# [SHORT PROBLEM]
Indicate only the number of lines in the listing below in which the word "tomorrow" appears.

# [STORED DATA]
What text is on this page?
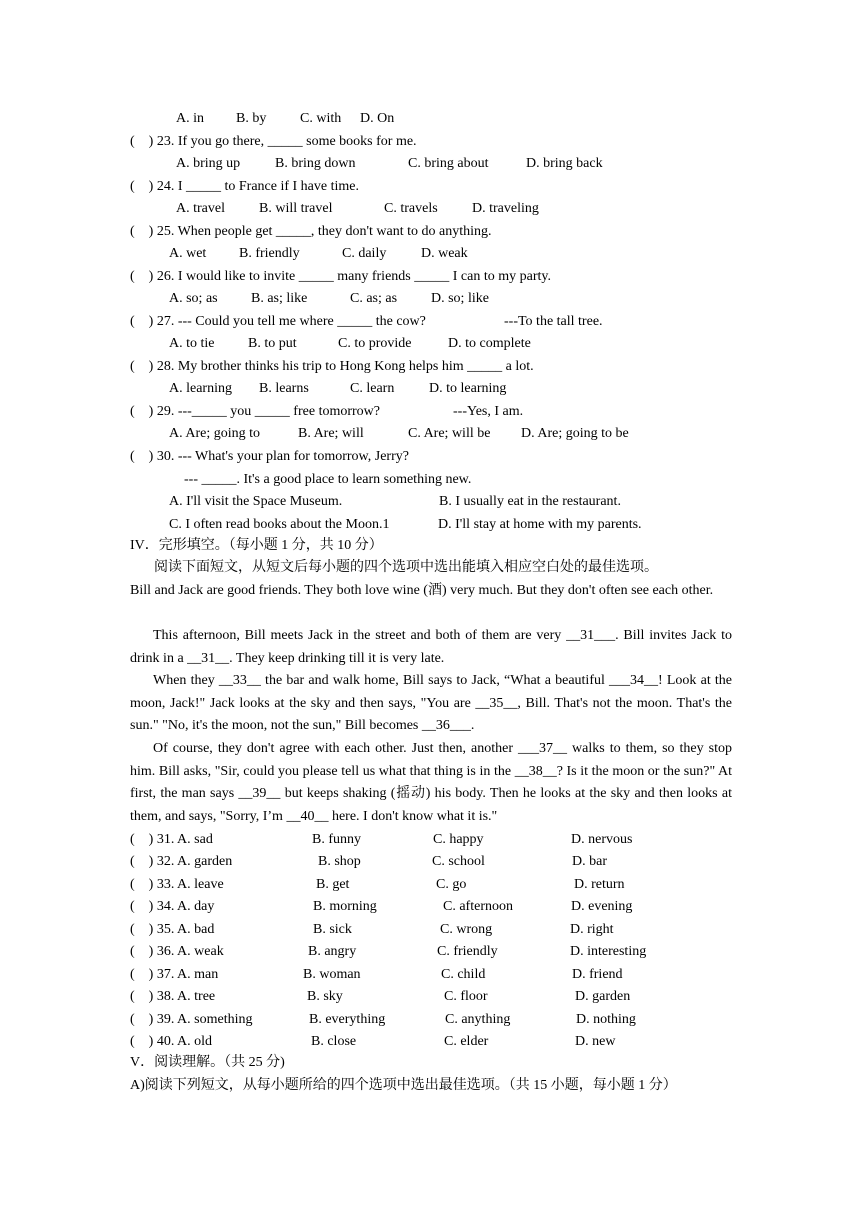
A. in B. by C. with D. On
(    ) 23. If you go there, _____ some books for me.
A. bring up B. bring down	C. bring about	D. bring back
(    ) 24. I _____ to France if I have time.
A. travel B. will travel	C. travels D. traveling
(    ) 25. When people get _____, they don't want to do anything.
A. wet B. friendly	C. daily D. weak
(    ) 26. I would like to invite _____ many friends _____ I can to my party.
A. so; as B. as; like	C. as; as D. so; like
(    ) 27. --- Could you tell me where _____ the cow?	---To the tall tree.
A. to tie B. to put	C. to provide	D. to complete
(    ) 28. My brother thinks his trip to Hong Kong helps him _____ a lot.
A. learning B. learns	C. learn D. to learning
(    ) 29. ---_____ you _____ free tomorrow?	---Yes, I am.
A. Are; going to	B. Are; will	C. Are; will be D. Are; going to be
(    ) 30. --- What's your plan for tomorrow, Jerry?
--- _____. It's a good place to learn something new.
A. I'll visit the Space Museum.	B. I usually eat in the restaurant.
C. I often read books about the Moon.1	D. I'll stay at home with my parents.
IV．完形填空。（每小题 1 分，共 10 分）
阅读下面短文，从短文后每小题的四个选项中选出能填入相应空白处的最佳选项。
Bill and Jack are good friends. They both love wine (酒) very much. But they don't often see each other.
This afternoon, Bill meets Jack in the street and both of them are very __31___. Bill invites Jack to drink in a __31__. They keep drinking till it is very late.
When they __33__ the bar and walk home, Bill says to Jack, “What a beautiful ___34__! Look at the moon, Jack!" Jack looks at the sky and then says, "You are __35__, Bill. That's not the moon. That's the sun." "No, it's the moon, not the sun," Bill becomes __36___.
Of course, they don't agree with each other. Just then, another ___37__ walks to them, so they stop him. Bill asks, "Sir, could you please tell us what that thing is in the __38__? Is it the moon or the sun?" At first, the man says __39__ but keeps shaking (摇动) his body. Then he looks at the sky and then looks at them, and says, "Sorry, I’m __40__ here. I don't know what it is."
(    ) 31. A. sad	B. funny	C. happy	D. nervous
(    ) 32. A. garden	B. shop	C. school	D. bar
(    ) 33. A. leave	B. get	C. go	D. return
(    ) 34. A. day	B. morning	C. afternoon	D. evening
(    ) 35. A. bad	B. sick	C. wrong	D. right
(    ) 36. A. weak	B. angry	C. friendly	D. interesting
(    ) 37. A. man	B. woman	C. child	D. friend
(    ) 38. A. tree	B. sky	C. floor	D. garden
(    ) 39. A. something	B. everything	C. anything	D. nothing
(    ) 40. A. old	B. close	C. elder	D. new
V．阅读理解。（共 25 分)
A)阅读下列短文，从每小题所给的四个选项中选出最佳选项。（共 15 小题，每小题 1 分）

# [SOLUTION FOR THIS EXERCISE]
2